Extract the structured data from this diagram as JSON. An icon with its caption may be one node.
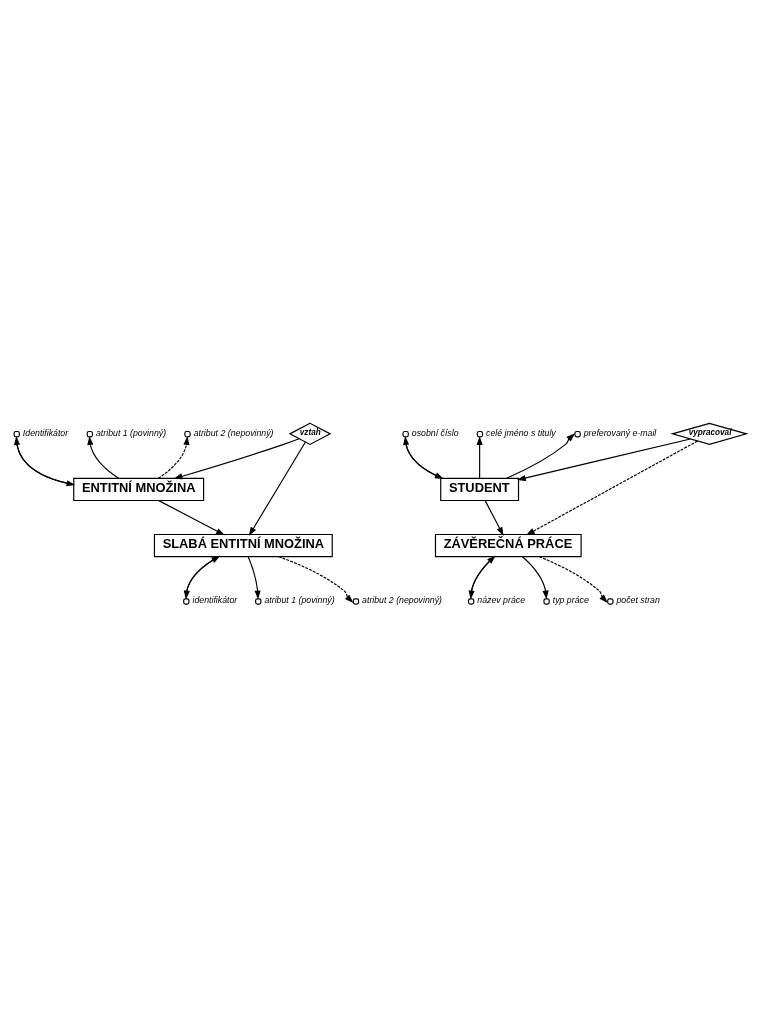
{
  "diagram": {
    "nodes": [
      {
        "text": [
          "ENTITNÍ MNOŽINA"
        ]
      },
      {
        "text": [],
        "shape": "circle",
        "beside": [
          "Identifikátor"
        ]
      },
      {
        "text": [],
        "shape": "circle",
        "beside": [
          "atribut 1 (povinný)"
        ]
      },
      {
        "text": [],
        "shape": "circle",
        "beside": [
          "atribut 2 (nepovinný)"
        ]
      },
      {
        "text": [
          "vztah"
        ]
      },
      {
        "text": [
          "SLABÁ ENTITNÍ MNOŽINA"
        ]
      },
      {
        "text": [],
        "shape": "circle",
        "beside": [
          "identifikátor"
        ]
      },
      {
        "text": [],
        "shape": "circle",
        "beside": [
          "atribut 1 (povinný)"
        ]
      },
      {
        "text": [],
        "shape": "circle",
        "beside": [
          "atribut 2 (nepovinný)"
        ]
      },
      {
        "text": [
          "STUDENT"
        ]
      },
      {
        "text": [],
        "shape": "circle",
        "beside": [
          "osobní číslo"
        ]
      },
      {
        "text": [],
        "shape": "circle",
        "beside": [
          "celé jméno s tituly"
        ]
      },
      {
        "text": [],
        "shape": "circle",
        "beside": [
          "preferovaný e-mail"
        ]
      },
      {
        "text": [
          "vypracoval"
        ]
      },
      {
        "text": [
          "ZÁVĚREČNÁ PRÁCE"
        ]
      },
      {
        "text": [],
        "shape": "circle",
        "beside": [
          "název práce"
        ]
      },
      {
        "text": [],
        "shape": "circle",
        "beside": [
          "typ práce"
        ]
      },
      {
        "text": [],
        "shape": "circle",
        "beside": [
          "počet stran"
        ]
      }
    ],
    "edges": [
      {
        "from": 0,
        "to": 1,
        "arrow": "to"
      },
      {
        "from": 1,
        "to": 0,
        "arrow": "to"
      },
      {
        "from": 0,
        "to": 2,
        "arrow": "to"
      },
      {
        "from": 0,
        "to": 3,
        "arrow": "to",
        "style": "dashed"
      },
      {
        "from": 4,
        "to": 0,
        "arrow": "to"
      },
      {
        "from": 4,
        "to": 5,
        "arrow": "to"
      },
      {
        "from": 0,
        "to": 5,
        "arrow": "to"
      },
      {
        "from": 5,
        "to": 6,
        "arrow": "to"
      },
      {
        "from": 6,
        "to": 5,
        "arrow": "to"
      },
      {
        "from": 5,
        "to": 7,
        "arrow": "to"
      },
      {
        "from": 5,
        "to": 8,
        "arrow": "to",
        "style": "dashed"
      },
      {
        "from": 9,
        "to": 10,
        "arrow": "to"
      },
      {
        "from": 10,
        "to": 9,
        "arrow": "to"
      },
      {
        "from": 9,
        "to": 11,
        "arrow": "to"
      },
      {
        "from": 9,
        "to": 12,
        "arrow": "to"
      },
      {
        "from": 13,
        "to": 9,
        "arrow": "to"
      },
      {
        "from": 13,
        "to": 14,
        "arrow": "to",
        "style": "dashed"
      },
      {
        "from": 9,
        "to": 14,
        "arrow": "to"
      },
      {
        "from": 14,
        "to": 15,
        "arrow": "to"
      },
      {
        "from": 15,
        "to": 14,
        "arrow": "to"
      },
      {
        "from": 14,
        "to": 16,
        "arrow": "to"
      },
      {
        "from": 14,
        "to": 17,
        "arrow": "to",
        "style": "dashed"
      }
    ]
  }
}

● **Challenge**: Each entry above is to be written out again unchanged, apart from the pictures, which are left out.

● **Completed task**:
Extract the structured data from this diagram as JSON. An icon with its caption may be one node.
{
  "diagram": {
    "nodes": [
      {
        "text": [
          "ENTITNÍ MNOŽINA"
        ]
      },
      {
        "text": [],
        "shape": "circle",
        "beside": [
          "Identifikátor"
        ]
      },
      {
        "text": [],
        "shape": "circle",
        "beside": [
          "atribut 1 (povinný)"
        ]
      },
      {
        "text": [],
        "shape": "circle",
        "beside": [
          "atribut 2 (nepovinný)"
        ]
      },
      {
        "text": [
          "vztah"
        ]
      },
      {
        "text": [
          "SLABÁ ENTITNÍ MNOŽINA"
        ]
      },
      {
        "text": [],
        "shape": "circle",
        "beside": [
          "identifikátor"
        ]
      },
      {
        "text": [],
        "shape": "circle",
        "beside": [
          "atribut 1 (povinný)"
        ]
      },
      {
        "text": [],
        "shape": "circle",
        "beside": [
          "atribut 2 (nepovinný)"
        ]
      },
      {
        "text": [
          "STUDENT"
        ]
      },
      {
        "text": [],
        "shape": "circle",
        "beside": [
          "osobní číslo"
        ]
      },
      {
        "text": [],
        "shape": "circle",
        "beside": [
          "celé jméno s tituly"
        ]
      },
      {
        "text": [],
        "shape": "circle",
        "beside": [
          "preferovaný e-mail"
        ]
      },
      {
        "text": [
          "vypracoval"
        ]
      },
      {
        "text": [
          "ZÁVĚREČNÁ PRÁCE"
        ]
      },
      {
        "text": [],
        "shape": "circle",
        "beside": [
          "název práce"
        ]
      },
      {
        "text": [],
        "shape": "circle",
        "beside": [
          "typ práce"
        ]
      },
      {
        "text": [],
        "shape": "circle",
        "beside": [
          "počet stran"
        ]
      }
    ],
    "edges": [
      {
        "from": 0,
        "to": 1,
        "arrow": "to"
      },
      {
        "from": 1,
        "to": 0,
        "arrow": "to"
      },
      {
        "from": 0,
        "to": 2,
        "arrow": "to"
      },
      {
        "from": 0,
        "to": 3,
        "arrow": "to",
        "style": "dashed"
      },
      {
        "from": 4,
        "to": 0,
        "arrow": "to"
      },
      {
        "from": 4,
        "to": 5,
        "arrow": "to"
      },
      {
        "from": 0,
        "to": 5,
        "arrow": "to"
      },
      {
        "from": 5,
        "to": 6,
        "arrow": "to"
      },
      {
        "from": 6,
        "to": 5,
        "arrow": "to"
      },
      {
        "from": 5,
        "to": 7,
        "arrow": "to"
      },
      {
        "from": 5,
        "to": 8,
        "arrow": "to",
        "style": "dashed"
      },
      {
        "from": 9,
        "to": 10,
        "arrow": "to"
      },
      {
        "from": 10,
        "to": 9,
        "arrow": "to"
      },
      {
        "from": 9,
        "to": 11,
        "arrow": "to"
      },
      {
        "from": 9,
        "to": 12,
        "arrow": "to"
      },
      {
        "from": 13,
        "to": 9,
        "arrow": "to"
      },
      {
        "from": 13,
        "to": 14,
        "arrow": "to",
        "style": "dashed"
      },
      {
        "from": 9,
        "to": 14,
        "arrow": "to"
      },
      {
        "from": 14,
        "to": 15,
        "arrow": "to"
      },
      {
        "from": 15,
        "to": 14,
        "arrow": "to"
      },
      {
        "from": 14,
        "to": 16,
        "arrow": "to"
      },
      {
        "from": 14,
        "to": 17,
        "arrow": "to",
        "style": "dashed"
      }
    ]
  }
}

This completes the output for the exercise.